The entries below should be transcribed in their entirety, exactly as written.

— Start of Entries —

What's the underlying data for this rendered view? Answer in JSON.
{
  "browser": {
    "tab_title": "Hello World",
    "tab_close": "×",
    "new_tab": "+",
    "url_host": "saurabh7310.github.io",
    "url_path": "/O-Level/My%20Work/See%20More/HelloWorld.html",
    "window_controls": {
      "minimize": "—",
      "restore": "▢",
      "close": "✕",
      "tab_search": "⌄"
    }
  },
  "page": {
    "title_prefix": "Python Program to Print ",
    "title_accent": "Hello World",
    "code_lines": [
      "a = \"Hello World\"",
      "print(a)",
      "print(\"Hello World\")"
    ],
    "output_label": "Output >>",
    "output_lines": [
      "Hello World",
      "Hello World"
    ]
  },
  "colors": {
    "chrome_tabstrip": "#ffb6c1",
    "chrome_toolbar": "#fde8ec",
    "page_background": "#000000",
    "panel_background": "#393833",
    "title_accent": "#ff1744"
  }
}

— End of Entries —

■ **Output**:
What's the underlying data for this rendered view? Answer in JSON.
{
  "browser": {
    "tab_title": "Hello World",
    "tab_close": "×",
    "new_tab": "+",
    "url_host": "saurabh7310.github.io",
    "url_path": "/O-Level/My%20Work/See%20More/HelloWorld.html",
    "window_controls": {
      "minimize": "—",
      "restore": "▢",
      "close": "✕",
      "tab_search": "⌄"
    }
  },
  "page": {
    "title_prefix": "Python Program to Print ",
    "title_accent": "Hello World",
    "code_lines": [
      "a = \"Hello World\"",
      "print(a)",
      "print(\"Hello World\")"
    ],
    "output_label": "Output >>",
    "output_lines": [
      "Hello World",
      "Hello World"
    ]
  },
  "colors": {
    "chrome_tabstrip": "#ffb6c1",
    "chrome_toolbar": "#fde8ec",
    "page_background": "#000000",
    "panel_background": "#393833",
    "title_accent": "#ff1744"
  }
}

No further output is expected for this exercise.